Below are some records. Pull every line that contains the word "tread".

=== AVAILABLE DATA ===

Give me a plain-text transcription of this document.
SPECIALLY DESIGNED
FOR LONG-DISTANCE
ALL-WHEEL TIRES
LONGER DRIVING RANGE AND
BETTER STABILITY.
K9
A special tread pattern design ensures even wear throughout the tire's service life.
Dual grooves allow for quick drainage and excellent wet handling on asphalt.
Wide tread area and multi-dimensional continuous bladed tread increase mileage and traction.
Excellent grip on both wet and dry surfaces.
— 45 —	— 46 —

===
=== AVAILABLE DATA ===

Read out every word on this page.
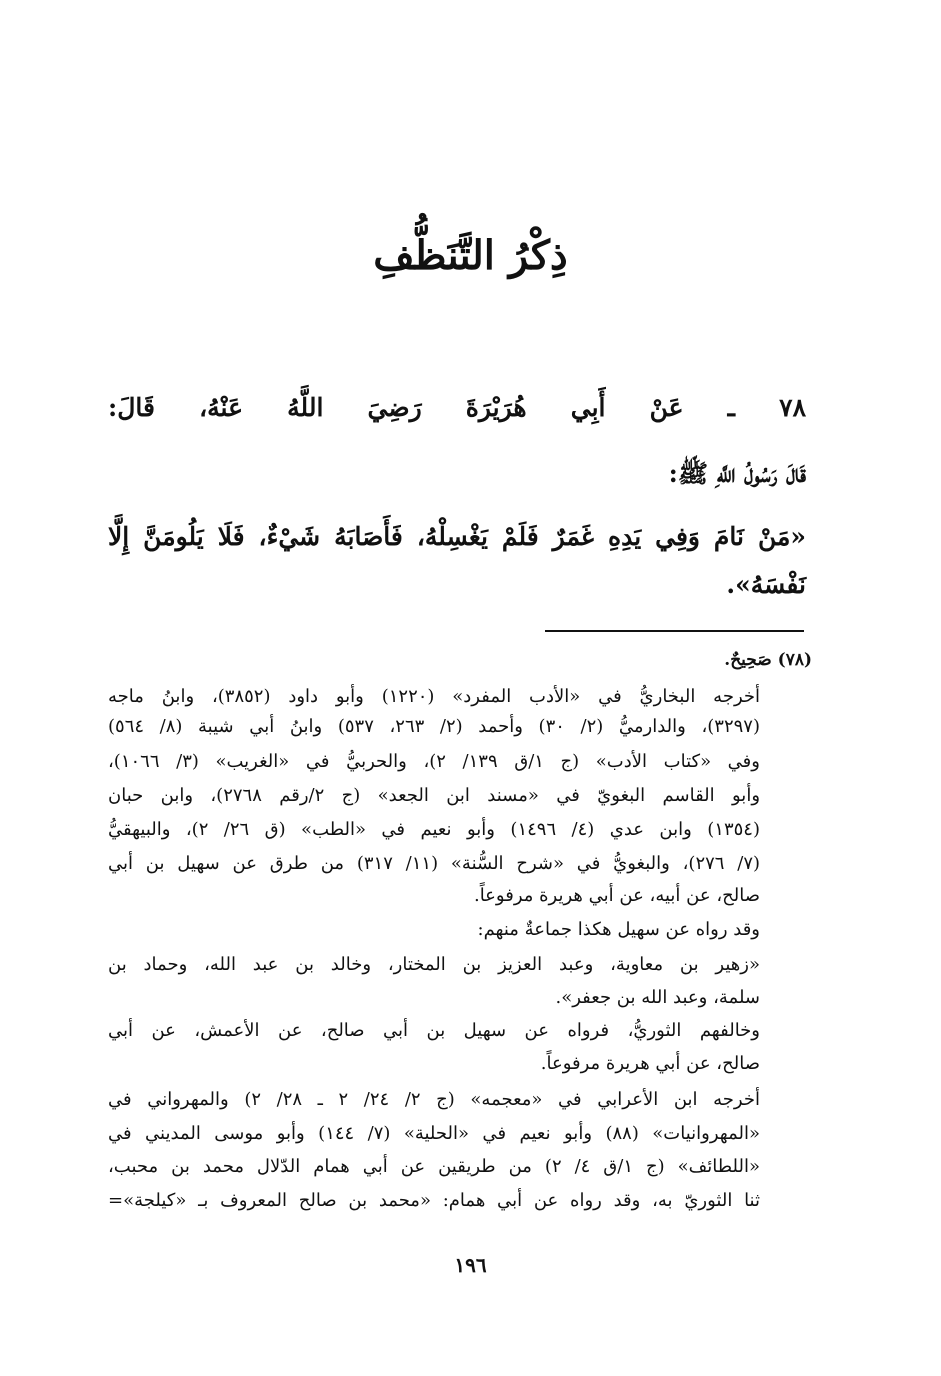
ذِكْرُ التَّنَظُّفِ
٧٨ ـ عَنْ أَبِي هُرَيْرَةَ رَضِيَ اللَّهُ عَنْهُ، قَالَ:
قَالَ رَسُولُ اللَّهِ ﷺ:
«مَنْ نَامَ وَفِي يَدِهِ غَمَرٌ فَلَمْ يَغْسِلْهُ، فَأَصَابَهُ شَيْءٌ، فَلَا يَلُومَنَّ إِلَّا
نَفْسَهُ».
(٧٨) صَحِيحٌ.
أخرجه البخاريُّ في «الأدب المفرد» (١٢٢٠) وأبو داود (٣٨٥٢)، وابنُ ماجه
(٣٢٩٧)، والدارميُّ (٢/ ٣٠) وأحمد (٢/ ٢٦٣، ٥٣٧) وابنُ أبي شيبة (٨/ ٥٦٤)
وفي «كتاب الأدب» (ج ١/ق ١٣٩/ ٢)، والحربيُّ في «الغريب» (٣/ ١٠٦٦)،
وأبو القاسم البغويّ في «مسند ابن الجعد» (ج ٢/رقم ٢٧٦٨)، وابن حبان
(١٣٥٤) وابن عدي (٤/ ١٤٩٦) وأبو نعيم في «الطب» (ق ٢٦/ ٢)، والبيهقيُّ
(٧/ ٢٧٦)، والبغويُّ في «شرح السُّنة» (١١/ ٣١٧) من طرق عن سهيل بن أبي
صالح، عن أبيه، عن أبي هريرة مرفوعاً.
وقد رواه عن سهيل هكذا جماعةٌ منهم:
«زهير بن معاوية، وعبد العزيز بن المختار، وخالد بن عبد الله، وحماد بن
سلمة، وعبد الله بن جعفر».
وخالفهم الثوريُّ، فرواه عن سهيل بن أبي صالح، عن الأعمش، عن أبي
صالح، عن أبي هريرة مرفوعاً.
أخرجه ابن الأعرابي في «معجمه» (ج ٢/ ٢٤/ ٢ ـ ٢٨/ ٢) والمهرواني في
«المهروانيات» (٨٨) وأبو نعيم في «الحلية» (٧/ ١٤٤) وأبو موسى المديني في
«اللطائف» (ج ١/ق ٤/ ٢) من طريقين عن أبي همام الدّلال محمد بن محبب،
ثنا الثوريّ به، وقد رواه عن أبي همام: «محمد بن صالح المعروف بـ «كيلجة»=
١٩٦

===

COMPLETED TASK =
A special tread pattern design ensures even wear throughout the tire's service life.
Wide tread area and multi-dimensional continuous bladed tread increase mileage and traction.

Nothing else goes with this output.